__Given problem__
Go over the entries below line by line, copying each one that contains the word "공동수급체".
^^^^
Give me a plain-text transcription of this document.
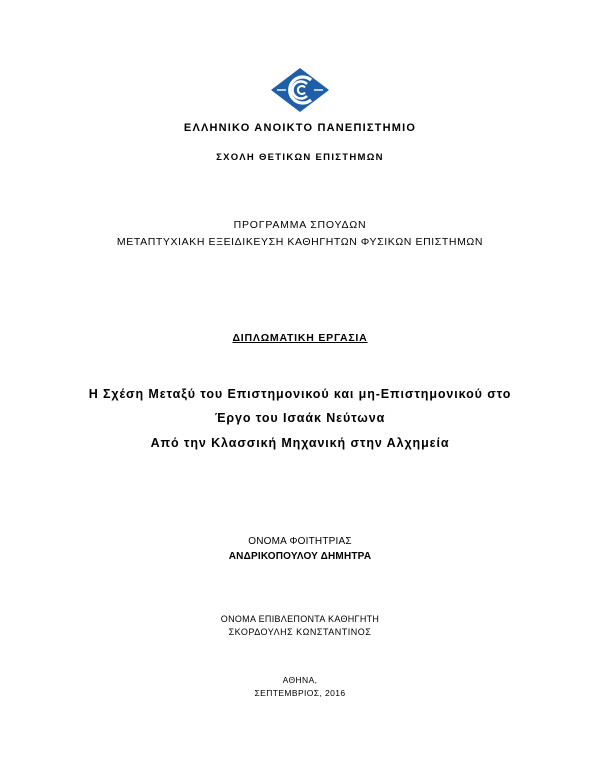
ΕΛΛΗΝΙΚΟ ΑΝΟΙΚΤΟ ΠΑΝΕΠΙΣΤΗΜΙΟ
ΣΧΟΛΗ ΘΕΤΙΚΩΝ ΕΠΙΣΤΗΜΩΝ
ΠΡΟΓΡΑΜΜΑ ΣΠΟΥΔΩΝ
ΜΕΤΑΠΤΥΧΙΑΚΗ ΕΞΕΙΔΙΚΕΥΣΗ ΚΑΘΗΓΗΤΩΝ ΦΥΣΙΚΩΝ ΕΠΙΣΤΗΜΩΝ
ΔΙΠΛΩΜΑΤΙΚΗ ΕΡΓΑΣΙΑ
Η Σχέση Μεταξύ του Επιστημονικού και μη-Επιστημονικού στο
Έργο του Ισαάκ Νεύτωνα
Από την Κλασσική Μηχανική στην Αλχημεία
ΟΝΟΜΑ ΦΟΙΤΗΤΡΙΑΣ
ΑΝΔΡΙΚΟΠΟΥΛΟΥ ΔΗΜΗΤΡΑ
ΟΝΟΜΑ ΕΠΙΒΛΕΠΟΝΤΑ ΚΑΘΗΓΗΤΗ
ΣΚΟΡΔΟΥΛΗΣ ΚΩΝΣΤΑΝΤΙΝΟΣ
ΑΘΗΝΑ,
ΣΕΠΤΕΜΒΡΙΟΣ, 2016
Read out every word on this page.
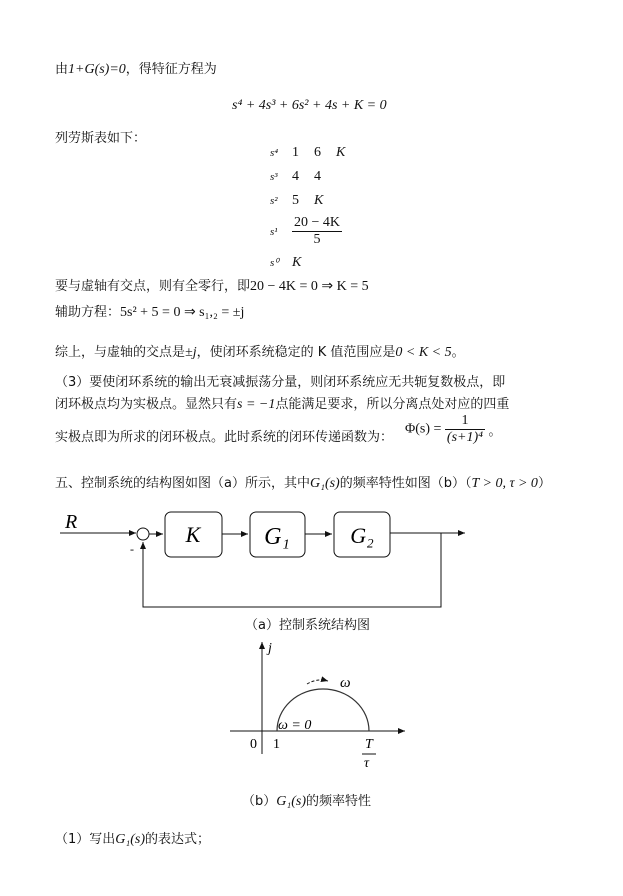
由1+G(s)=0，得特征方程为
s⁴ + 4s³ + 6s² + 4s + K = 0
列劳斯表如下：
s⁴ 1 6 K
s³ 4 4
s² 5 K
$s^1 \frac{20 - 4K}{5}$
s⁰ K
要与虚轴有交点，则有全零行，即20 − 4K = 0 ⇒ K = 5
辅助方程：5s² + 5 = 0 ⇒ s₁,₂ = ±j
综上，与虚轴的交点是±j，使闭环系统稳定的 K 值范围应是0 < K < 5。
（3）要使闭环系统的输出无衰减振荡分量，则闭环系统应无共轭复数极点，即
闭环极点均为实极点。显然只有s = −1点能满足要求，所以分离点处对应的四重
实极点即为所求的闭环极点。此时系统的闭环传递函数为：
$\Phi(s) = \frac{1}{\text{(s+1)⁴}}$ 。
五、控制系统的结构图如图（a）所示，其中G₁(s)的频率特性如图（b）（T > 0, τ > 0）
R
-
K	G₁	G₂
（a）控制系统结构图
j
0 1	T
τ
ω
ω = 0
（b）G₁(s)的频率特性
（1）写出G₁(s)的表达式；
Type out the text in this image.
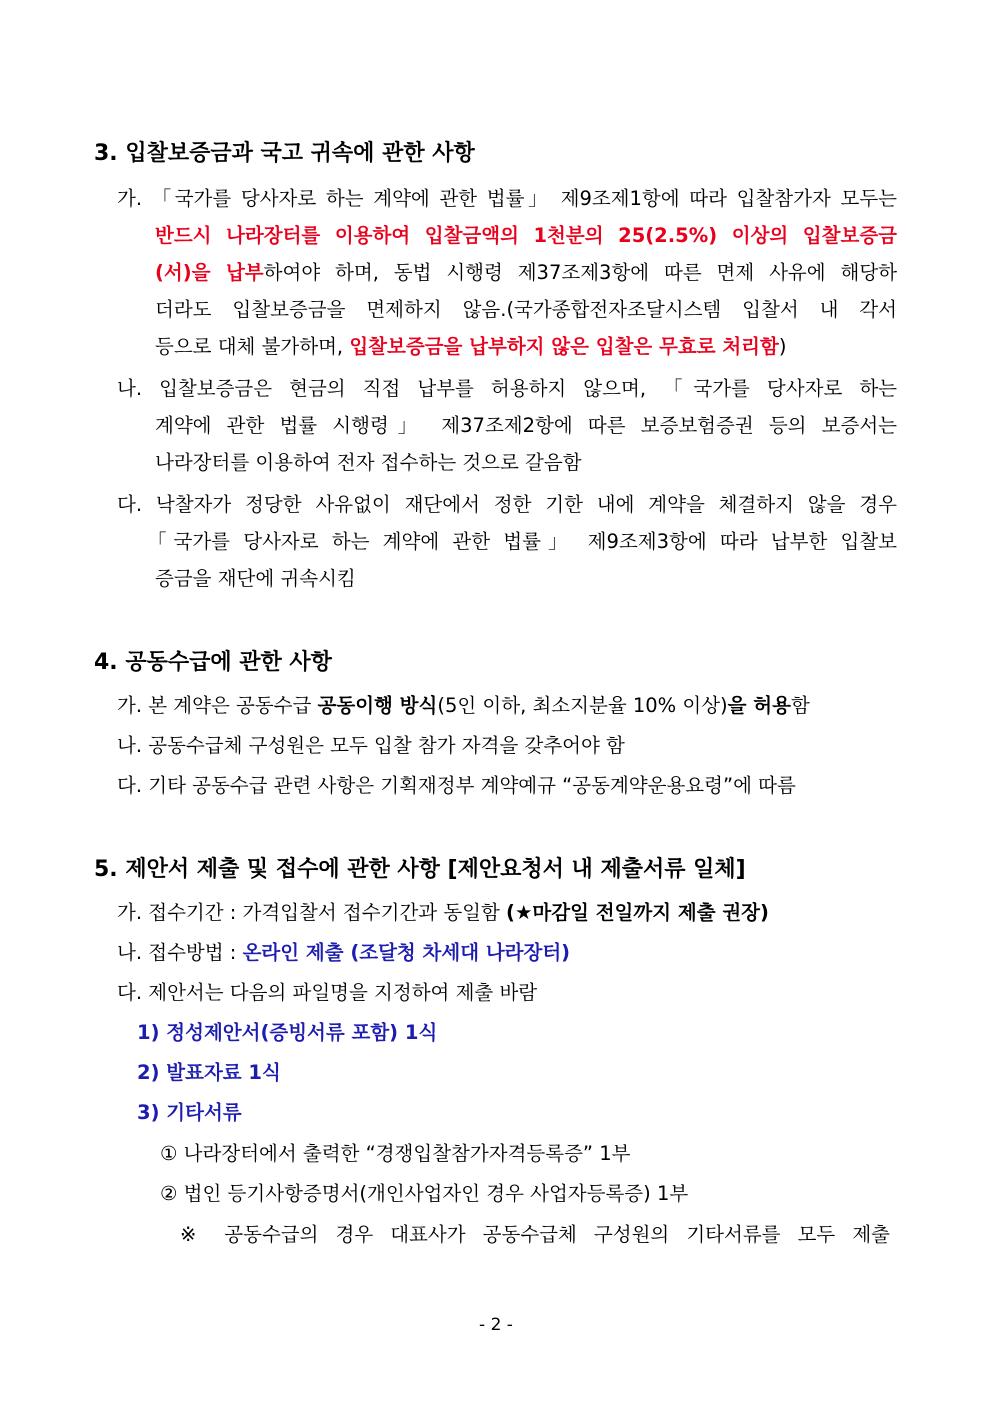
3. 입찰보증금과 국고 귀속에 관한 사항
가. 「국가를 당사자로 하는 계약에 관한 법률」 제9조제1항에 따라 입찰참가자 모두는
반드시 나라장터를 이용하여 입찰금액의 1천분의 25(2.5%) 이상의 입찰보증금
(서)을 납부하여야 하며, 동법 시행령 제37조제3항에 따른 면제 사유에 해당하
더라도 입찰보증금을 면제하지 않음.(국가종합전자조달시스템 입찰서 내 각서
등으로 대체 불가하며, 입찰보증금을 납부하지 않은 입찰은 무효로 처리함)
나. 입찰보증금은 현금의 직접 납부를 허용하지 않으며, 「국가를 당사자로 하는
계약에 관한 법률 시행령」 제37조제2항에 따른 보증보험증권 등의 보증서는
나라장터를 이용하여 전자 접수하는 것으로 갈음함
다. 낙찰자가 정당한 사유없이 재단에서 정한 기한 내에 계약을 체결하지 않을 경우
「국가를 당사자로 하는 계약에 관한 법률」 제9조제3항에 따라 납부한 입찰보
증금을 재단에 귀속시킴
4. 공동수급에 관한 사항
가. 본 계약은 공동수급 공동이행 방식(5인 이하, 최소지분율 10% 이상)을 허용함
나. 공동수급체 구성원은 모두 입찰 참가 자격을 갖추어야 함
다. 기타 공동수급 관련 사항은 기획재정부 계약예규 “공동계약운용요령”에 따름
5. 제안서 제출 및 접수에 관한 사항 [제안요청서 내 제출서류 일체]
가. 접수기간 : 가격입찰서 접수기간과 동일함 (★마감일 전일까지 제출 권장)
나. 접수방법 : 온라인 제출 (조달청 차세대 나라장터)
다. 제안서는 다음의 파일명을 지정하여 제출 바람
1) 정성제안서(증빙서류 포함) 1식
2) 발표자료 1식
3) 기타서류
① 나라장터에서 출력한 “경쟁입찰참가자격등록증” 1부
② 법인 등기사항증명서(개인사업자인 경우 사업자등록증) 1부
※ 공동수급의 경우 대표사가 공동수급체 구성원의 기타서류를 모두 제출
- 2 -
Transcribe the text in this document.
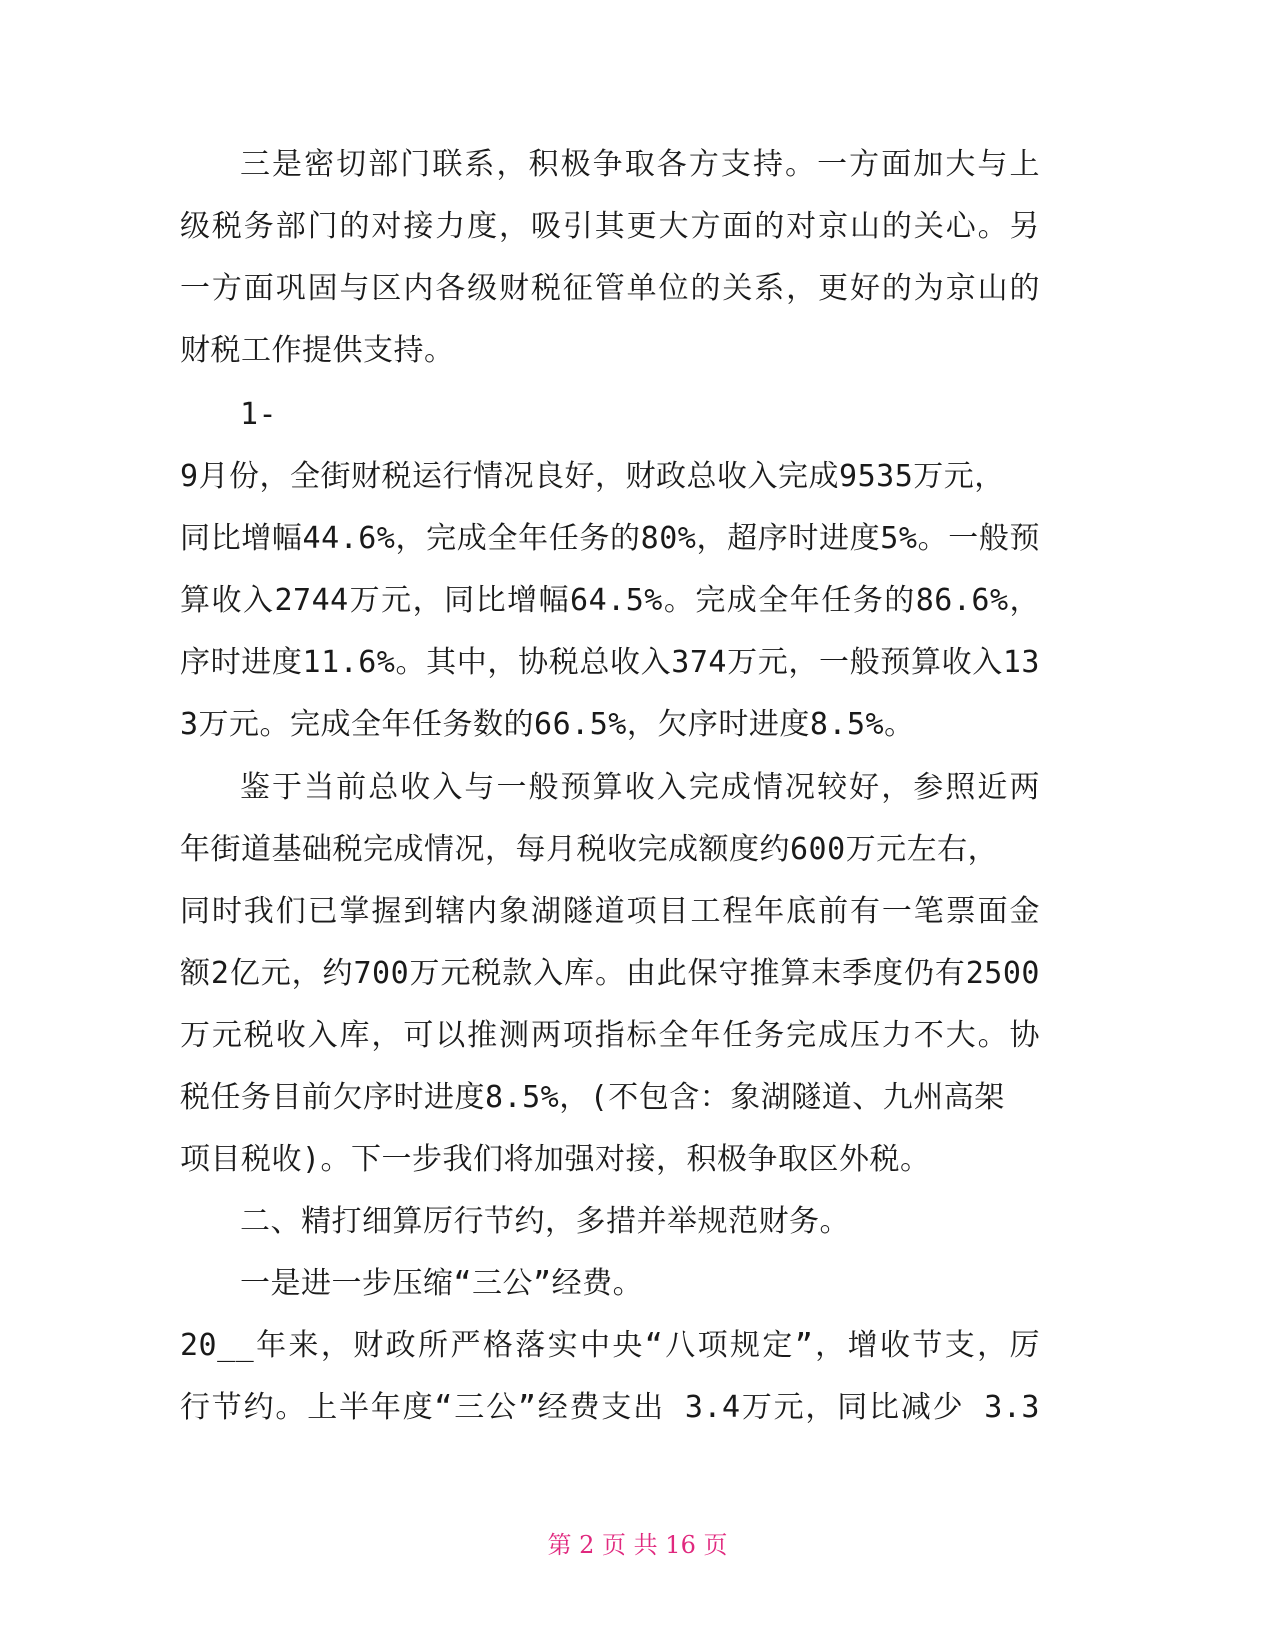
三是密切部门联系，积极争取各方支持。一方面加大与上
级税务部门的对接力度，吸引其更大方面的对京山的关心。另
一方面巩固与区内各级财税征管单位的关系，更好的为京山的
财税工作提供支持。
1-
9月份，全街财税运行情况良好，财政总收入完成9535万元，
同比增幅44.6%，完成全年任务的80%，超序时进度5%。一般预
算收入2744万元，同比增幅64.5%。完成全年任务的86.6%，
序时进度11.6%。其中，协税总收入374万元，一般预算收入13
3万元。完成全年任务数的66.5%，欠序时进度8.5%。
鉴于当前总收入与一般预算收入完成情况较好，参照近两
年街道基础税完成情况，每月税收完成额度约600万元左右，
同时我们已掌握到辖内象湖隧道项目工程年底前有一笔票面金
额2亿元，约700万元税款入库。由此保守推算末季度仍有2500
万元税收入库，可以推测两项指标全年任务完成压力不大。协
税任务目前欠序时进度8.5%，(不包含：象湖隧道、九州高架
项目税收)。下一步我们将加强对接，积极争取区外税。
二、精打细算厉行节约，多措并举规范财务。
一是进一步压缩“三公”经费。
20__年来，财政所严格落实中央“八项规定”，增收节支，厉
行节约。上半年度“三公”经费支出 3.4万元，同比减少 3.3
第 2 页 共 16 页
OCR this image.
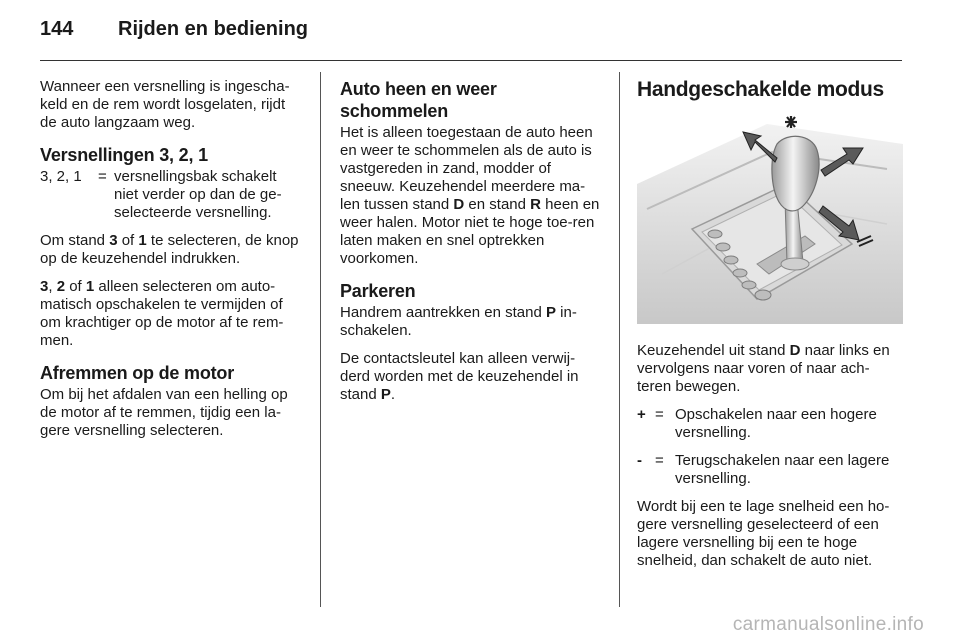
144	Rijden en bediening

Wanneer een versnelling is ingescha-keld en de rem wordt losgelaten, rijdt de auto langzaam weg.

Versnellingen 3, 2, 1
3, 2, 1	= versnellingsbak schakelt niet verder op dan de ge-selecteerde versnelling.

Om stand 3 of 1 te selecteren, de knop op de keuzehendel indrukken.

3, 2 of 1 alleen selecteren om auto-matisch opschakelen te vermijden of om krachtiger op de motor af te rem-men.

Afremmen op de motor

Om bij het afdalen van een helling op de motor af te remmen, tijdig een la-gere versnelling selecteren.

Auto heen en weer schommelen

Het is alleen toegestaan de auto heen en weer te schommelen als de auto is vastgereden in zand, modder of sneeuw. Keuzehendel meerdere ma-len tussen stand D en stand R heen en weer halen. Motor niet te hoge toe-ren laten maken en snel optrekken voorkomen.

Parkeren

Handrem aantrekken en stand P in-schakelen.

De contactsleutel kan alleen verwij-derd worden met de keuzehendel in stand P.

Handgeschakelde modus

Keuzehendel uit stand D naar links en vervolgens naar voren of naar ach-teren bewegen.

+ = Opschakelen naar een hogere versnelling.
- = Terugschakelen naar een lagere versnelling.

Wordt bij een te lage snelheid een ho-gere versnelling geselecteerd of een lagere versnelling bij een te hoge snelheid, dan schakelt de auto niet.

carmanualsonline.info
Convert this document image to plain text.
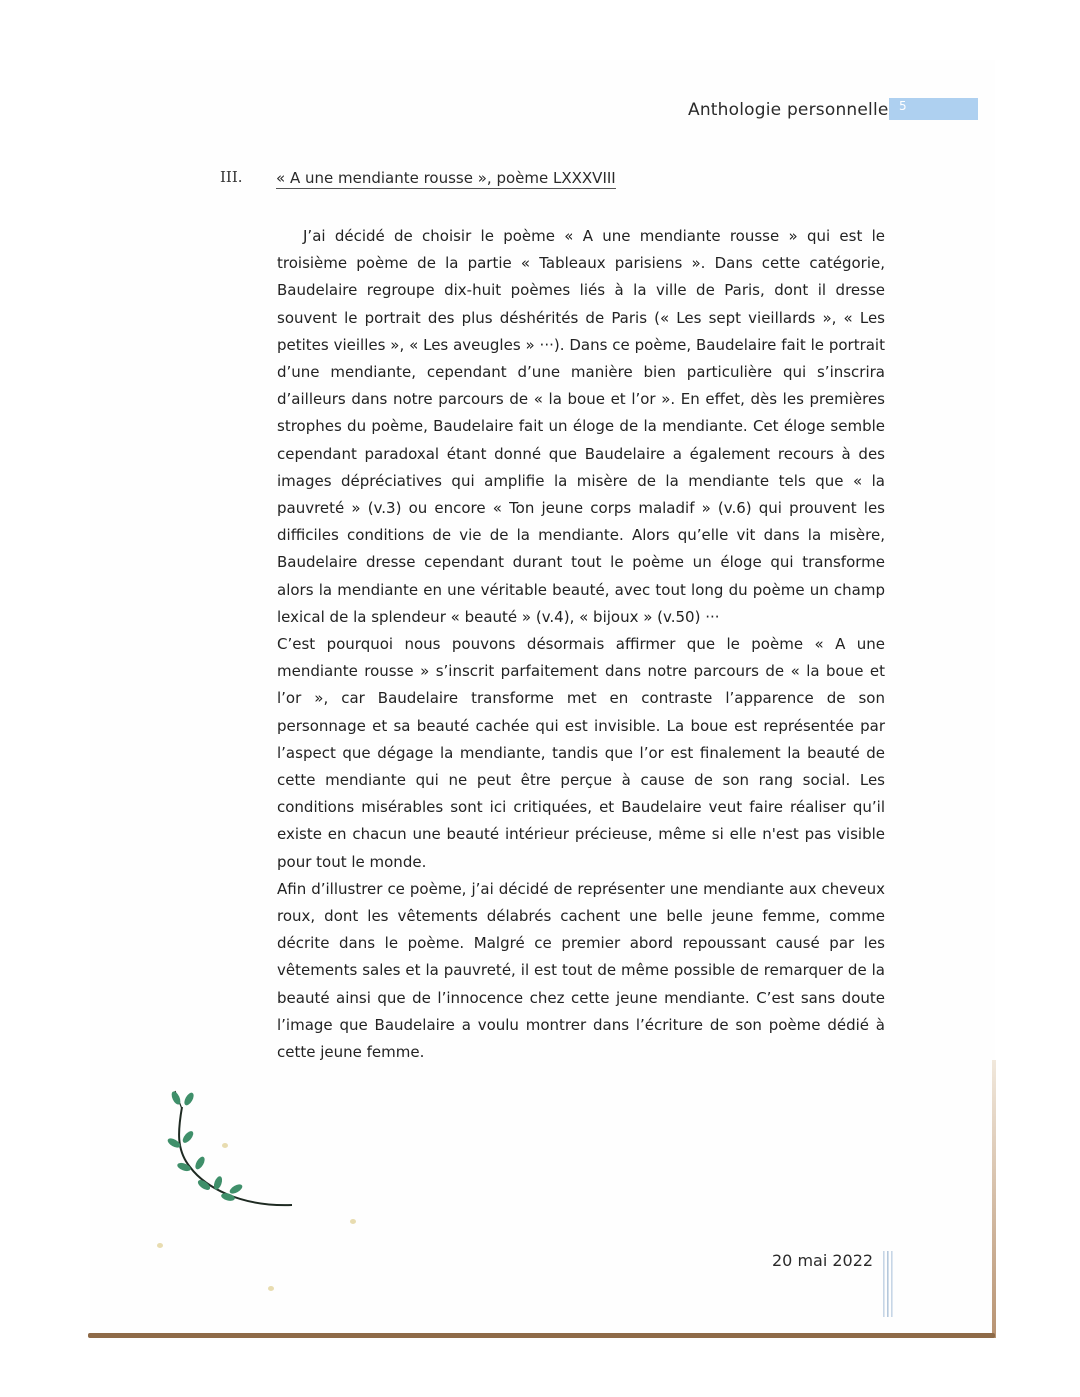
Anthologie personnelle 5
III. « A une mendiante rousse », poème LXXXVIII

J’ai décidé de choisir le poème « A une mendiante rousse » qui est le troisième poème de la partie « Tableaux parisiens ». Dans cette catégorie, Baudelaire regroupe dix-huit poèmes liés à la ville de Paris, dont il dresse souvent le portrait des plus déshérités de Paris (« Les sept vieillards », « Les petites vieilles », « Les aveugles » ···). Dans ce poème, Baudelaire fait le portrait d’une mendiante, cependant d’une manière bien particulière qui s’inscrira d’ailleurs dans notre parcours de « la boue et l’or ». En effet, dès les premières strophes du poème, Baudelaire fait un éloge de la mendiante. Cet éloge semble cependant paradoxal étant donné que Baudelaire a également recours à des images dépréciatives qui amplifie la misère de la mendiante tels que « la pauvreté » (v.3) ou encore « Ton jeune corps maladif » (v.6) qui prouvent les difficiles conditions de vie de la mendiante. Alors qu’elle vit dans la misère, Baudelaire dresse cependant durant tout le poème un éloge qui transforme alors la mendiante en une véritable beauté, avec tout long du poème un champ lexical de la splendeur « beauté » (v.4), « bijoux » (v.50) ···

C’est pourquoi nous pouvons désormais affirmer que le poème « A une mendiante rousse » s’inscrit parfaitement dans notre parcours de « la boue et l’or », car Baudelaire transforme met en contraste l’apparence de son personnage et sa beauté cachée qui est invisible. La boue est représentée par l’aspect que dégage la mendiante, tandis que l’or est finalement la beauté de cette mendiante qui ne peut être perçue à cause de son rang social. Les conditions misérables sont ici critiquées, et Baudelaire veut faire réaliser qu’il existe en chacun une beauté intérieur précieuse, même si elle n'est pas visible pour tout le monde.

Afin d’illustrer ce poème, j’ai décidé de représenter une mendiante aux cheveux roux, dont les vêtements délabrés cachent une belle jeune femme, comme décrite dans le poème. Malgré ce premier abord repoussant causé par les vêtements sales et la pauvreté, il est tout de même possible de remarquer de la beauté ainsi que de l’innocence chez cette jeune mendiante. C’est sans doute l’image que Baudelaire a voulu montrer dans l’écriture de son poème dédié à cette jeune femme.

20 mai 2022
^^^^
__Written response__
나. 공동수급체 구성원은 모두 입찰 참가 자격을 갖추어야 함
※ 공동수급의 경우 대표사가 공동수급체 구성원의 기타서류를 모두 제출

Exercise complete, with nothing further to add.